[Stored items from a collection]:
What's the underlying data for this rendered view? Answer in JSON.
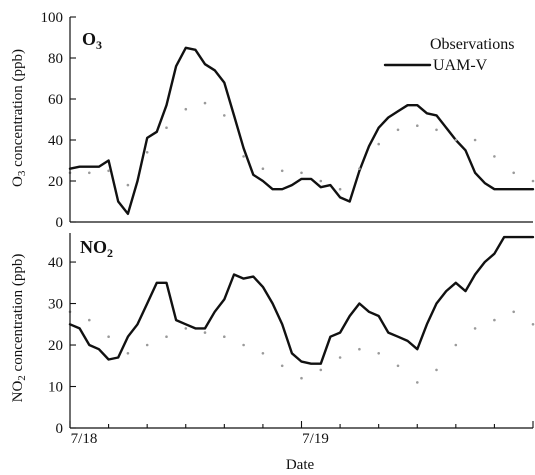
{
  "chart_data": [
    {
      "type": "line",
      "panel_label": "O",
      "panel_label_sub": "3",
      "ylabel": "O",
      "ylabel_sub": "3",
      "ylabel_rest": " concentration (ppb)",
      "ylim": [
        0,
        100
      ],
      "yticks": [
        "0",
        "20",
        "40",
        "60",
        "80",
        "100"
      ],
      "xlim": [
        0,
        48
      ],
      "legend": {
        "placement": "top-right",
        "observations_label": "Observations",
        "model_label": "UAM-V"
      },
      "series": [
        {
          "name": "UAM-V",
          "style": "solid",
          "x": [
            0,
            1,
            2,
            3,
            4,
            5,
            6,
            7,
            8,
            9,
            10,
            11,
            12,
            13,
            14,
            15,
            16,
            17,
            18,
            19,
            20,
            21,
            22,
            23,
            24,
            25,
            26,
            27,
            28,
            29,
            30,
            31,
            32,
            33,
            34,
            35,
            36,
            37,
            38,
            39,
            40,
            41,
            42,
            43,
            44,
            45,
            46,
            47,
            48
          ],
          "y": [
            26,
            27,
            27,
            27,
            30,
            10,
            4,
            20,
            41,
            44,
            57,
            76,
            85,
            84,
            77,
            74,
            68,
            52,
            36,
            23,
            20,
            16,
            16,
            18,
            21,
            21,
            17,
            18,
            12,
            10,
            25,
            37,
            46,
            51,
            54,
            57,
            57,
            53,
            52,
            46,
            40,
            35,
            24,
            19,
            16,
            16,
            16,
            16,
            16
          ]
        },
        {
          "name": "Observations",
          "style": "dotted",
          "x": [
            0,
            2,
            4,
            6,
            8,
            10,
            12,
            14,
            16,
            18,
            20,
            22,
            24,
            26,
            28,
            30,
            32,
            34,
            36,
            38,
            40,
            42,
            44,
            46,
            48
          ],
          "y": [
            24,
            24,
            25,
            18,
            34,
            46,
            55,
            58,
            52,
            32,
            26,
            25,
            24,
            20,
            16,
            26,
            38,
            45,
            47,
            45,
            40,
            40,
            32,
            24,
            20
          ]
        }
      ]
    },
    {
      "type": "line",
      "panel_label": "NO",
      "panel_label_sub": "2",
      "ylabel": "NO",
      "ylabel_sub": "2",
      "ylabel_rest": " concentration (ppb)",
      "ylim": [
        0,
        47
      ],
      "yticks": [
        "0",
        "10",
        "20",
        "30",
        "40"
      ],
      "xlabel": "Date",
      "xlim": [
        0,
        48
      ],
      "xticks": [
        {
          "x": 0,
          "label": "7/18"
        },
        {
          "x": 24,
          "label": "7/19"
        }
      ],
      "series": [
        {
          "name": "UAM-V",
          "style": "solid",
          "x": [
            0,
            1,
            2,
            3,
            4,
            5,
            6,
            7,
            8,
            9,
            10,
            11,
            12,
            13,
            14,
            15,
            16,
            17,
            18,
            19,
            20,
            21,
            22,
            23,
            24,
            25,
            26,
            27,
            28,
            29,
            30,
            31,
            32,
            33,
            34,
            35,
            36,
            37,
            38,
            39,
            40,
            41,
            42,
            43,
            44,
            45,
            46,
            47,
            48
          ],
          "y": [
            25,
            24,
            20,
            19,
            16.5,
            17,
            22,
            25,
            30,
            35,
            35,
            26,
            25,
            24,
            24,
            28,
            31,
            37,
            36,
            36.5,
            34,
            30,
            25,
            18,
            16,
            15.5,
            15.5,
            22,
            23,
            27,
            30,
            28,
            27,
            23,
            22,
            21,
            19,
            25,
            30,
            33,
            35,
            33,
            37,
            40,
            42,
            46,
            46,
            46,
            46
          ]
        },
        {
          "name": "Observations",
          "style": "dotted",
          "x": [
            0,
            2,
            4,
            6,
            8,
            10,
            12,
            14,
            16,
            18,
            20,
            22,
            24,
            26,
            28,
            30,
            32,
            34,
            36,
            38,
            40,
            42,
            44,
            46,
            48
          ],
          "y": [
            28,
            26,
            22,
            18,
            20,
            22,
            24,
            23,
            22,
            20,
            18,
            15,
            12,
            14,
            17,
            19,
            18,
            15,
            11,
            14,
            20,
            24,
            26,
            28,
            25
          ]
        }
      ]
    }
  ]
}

[EXERCISE TASK]:
Restate each entry word for word, leaving out any pictures.

[WRITTEN ANSWER]:
What's the underlying data for this rendered view? Answer in JSON.
{
  "chart_data": [
    {
      "type": "line",
      "panel_label": "O",
      "panel_label_sub": "3",
      "ylabel": "O",
      "ylabel_sub": "3",
      "ylabel_rest": " concentration (ppb)",
      "ylim": [
        0,
        100
      ],
      "yticks": [
        "0",
        "20",
        "40",
        "60",
        "80",
        "100"
      ],
      "xlim": [
        0,
        48
      ],
      "legend": {
        "placement": "top-right",
        "observations_label": "Observations",
        "model_label": "UAM-V"
      },
      "series": [
        {
          "name": "UAM-V",
          "style": "solid",
          "x": [
            0,
            1,
            2,
            3,
            4,
            5,
            6,
            7,
            8,
            9,
            10,
            11,
            12,
            13,
            14,
            15,
            16,
            17,
            18,
            19,
            20,
            21,
            22,
            23,
            24,
            25,
            26,
            27,
            28,
            29,
            30,
            31,
            32,
            33,
            34,
            35,
            36,
            37,
            38,
            39,
            40,
            41,
            42,
            43,
            44,
            45,
            46,
            47,
            48
          ],
          "y": [
            26,
            27,
            27,
            27,
            30,
            10,
            4,
            20,
            41,
            44,
            57,
            76,
            85,
            84,
            77,
            74,
            68,
            52,
            36,
            23,
            20,
            16,
            16,
            18,
            21,
            21,
            17,
            18,
            12,
            10,
            25,
            37,
            46,
            51,
            54,
            57,
            57,
            53,
            52,
            46,
            40,
            35,
            24,
            19,
            16,
            16,
            16,
            16,
            16
          ]
        },
        {
          "name": "Observations",
          "style": "dotted",
          "x": [
            0,
            2,
            4,
            6,
            8,
            10,
            12,
            14,
            16,
            18,
            20,
            22,
            24,
            26,
            28,
            30,
            32,
            34,
            36,
            38,
            40,
            42,
            44,
            46,
            48
          ],
          "y": [
            24,
            24,
            25,
            18,
            34,
            46,
            55,
            58,
            52,
            32,
            26,
            25,
            24,
            20,
            16,
            26,
            38,
            45,
            47,
            45,
            40,
            40,
            32,
            24,
            20
          ]
        }
      ]
    },
    {
      "type": "line",
      "panel_label": "NO",
      "panel_label_sub": "2",
      "ylabel": "NO",
      "ylabel_sub": "2",
      "ylabel_rest": " concentration (ppb)",
      "ylim": [
        0,
        47
      ],
      "yticks": [
        "0",
        "10",
        "20",
        "30",
        "40"
      ],
      "xlabel": "Date",
      "xlim": [
        0,
        48
      ],
      "xticks": [
        {
          "x": 0,
          "label": "7/18"
        },
        {
          "x": 24,
          "label": "7/19"
        }
      ],
      "series": [
        {
          "name": "UAM-V",
          "style": "solid",
          "x": [
            0,
            1,
            2,
            3,
            4,
            5,
            6,
            7,
            8,
            9,
            10,
            11,
            12,
            13,
            14,
            15,
            16,
            17,
            18,
            19,
            20,
            21,
            22,
            23,
            24,
            25,
            26,
            27,
            28,
            29,
            30,
            31,
            32,
            33,
            34,
            35,
            36,
            37,
            38,
            39,
            40,
            41,
            42,
            43,
            44,
            45,
            46,
            47,
            48
          ],
          "y": [
            25,
            24,
            20,
            19,
            16.5,
            17,
            22,
            25,
            30,
            35,
            35,
            26,
            25,
            24,
            24,
            28,
            31,
            37,
            36,
            36.5,
            34,
            30,
            25,
            18,
            16,
            15.5,
            15.5,
            22,
            23,
            27,
            30,
            28,
            27,
            23,
            22,
            21,
            19,
            25,
            30,
            33,
            35,
            33,
            37,
            40,
            42,
            46,
            46,
            46,
            46
          ]
        },
        {
          "name": "Observations",
          "style": "dotted",
          "x": [
            0,
            2,
            4,
            6,
            8,
            10,
            12,
            14,
            16,
            18,
            20,
            22,
            24,
            26,
            28,
            30,
            32,
            34,
            36,
            38,
            40,
            42,
            44,
            46,
            48
          ],
          "y": [
            28,
            26,
            22,
            18,
            20,
            22,
            24,
            23,
            22,
            20,
            18,
            15,
            12,
            14,
            17,
            19,
            18,
            15,
            11,
            14,
            20,
            24,
            26,
            28,
            25
          ]
        }
      ]
    }
  ]
}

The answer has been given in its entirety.